- [Exercise details]: Your answer should be one number: the count of lines in these entries that hold the word "GOES".

--- BEGIN Material for this task ---

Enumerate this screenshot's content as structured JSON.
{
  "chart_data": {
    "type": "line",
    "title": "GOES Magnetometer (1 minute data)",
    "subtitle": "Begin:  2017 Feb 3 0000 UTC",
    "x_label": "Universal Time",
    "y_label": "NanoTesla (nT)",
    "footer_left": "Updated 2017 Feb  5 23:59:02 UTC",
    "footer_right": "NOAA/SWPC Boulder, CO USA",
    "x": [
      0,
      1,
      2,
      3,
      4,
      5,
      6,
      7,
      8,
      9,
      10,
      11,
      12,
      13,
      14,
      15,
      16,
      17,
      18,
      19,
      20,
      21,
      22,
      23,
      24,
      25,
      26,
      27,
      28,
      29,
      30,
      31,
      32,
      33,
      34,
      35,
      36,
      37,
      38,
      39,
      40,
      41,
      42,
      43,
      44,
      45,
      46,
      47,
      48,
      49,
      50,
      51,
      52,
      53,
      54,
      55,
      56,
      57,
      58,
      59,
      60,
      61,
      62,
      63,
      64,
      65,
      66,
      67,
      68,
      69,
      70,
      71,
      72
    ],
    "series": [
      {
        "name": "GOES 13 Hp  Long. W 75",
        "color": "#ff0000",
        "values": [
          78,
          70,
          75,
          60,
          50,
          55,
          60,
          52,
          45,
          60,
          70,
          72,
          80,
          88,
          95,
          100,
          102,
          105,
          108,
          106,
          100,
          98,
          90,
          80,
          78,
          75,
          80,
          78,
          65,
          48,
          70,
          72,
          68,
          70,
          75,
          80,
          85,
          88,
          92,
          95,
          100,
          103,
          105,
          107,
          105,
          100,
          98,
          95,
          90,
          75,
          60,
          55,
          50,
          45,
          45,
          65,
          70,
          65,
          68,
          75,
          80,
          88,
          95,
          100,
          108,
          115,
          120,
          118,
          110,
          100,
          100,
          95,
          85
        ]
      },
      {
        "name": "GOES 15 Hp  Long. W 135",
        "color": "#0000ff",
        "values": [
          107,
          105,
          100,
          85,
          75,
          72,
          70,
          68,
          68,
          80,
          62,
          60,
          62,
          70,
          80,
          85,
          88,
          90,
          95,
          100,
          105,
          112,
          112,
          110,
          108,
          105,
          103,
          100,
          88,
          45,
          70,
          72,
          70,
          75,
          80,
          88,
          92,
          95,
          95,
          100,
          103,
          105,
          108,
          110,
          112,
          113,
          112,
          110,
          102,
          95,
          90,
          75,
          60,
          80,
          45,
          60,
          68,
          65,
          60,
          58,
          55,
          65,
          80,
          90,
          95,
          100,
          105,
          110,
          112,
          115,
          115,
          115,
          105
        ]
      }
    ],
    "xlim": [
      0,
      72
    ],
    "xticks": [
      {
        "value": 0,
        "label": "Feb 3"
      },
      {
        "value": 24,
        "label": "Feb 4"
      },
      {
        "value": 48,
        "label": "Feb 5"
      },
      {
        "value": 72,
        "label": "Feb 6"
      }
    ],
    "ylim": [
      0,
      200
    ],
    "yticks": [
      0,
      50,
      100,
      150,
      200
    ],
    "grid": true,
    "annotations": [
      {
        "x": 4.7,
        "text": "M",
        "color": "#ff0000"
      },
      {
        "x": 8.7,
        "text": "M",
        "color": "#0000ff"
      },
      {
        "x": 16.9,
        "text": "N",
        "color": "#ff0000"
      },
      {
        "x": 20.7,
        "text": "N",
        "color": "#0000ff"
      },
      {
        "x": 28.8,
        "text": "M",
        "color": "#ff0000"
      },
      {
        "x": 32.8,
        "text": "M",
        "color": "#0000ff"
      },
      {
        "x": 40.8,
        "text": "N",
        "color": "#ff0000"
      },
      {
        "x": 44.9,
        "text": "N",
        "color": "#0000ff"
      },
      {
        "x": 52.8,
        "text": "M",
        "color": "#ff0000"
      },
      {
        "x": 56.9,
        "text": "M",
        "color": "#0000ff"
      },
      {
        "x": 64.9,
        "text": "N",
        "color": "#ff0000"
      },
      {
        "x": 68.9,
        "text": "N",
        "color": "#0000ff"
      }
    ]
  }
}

--- END Material for this task ---

- [Reply to the task]: 3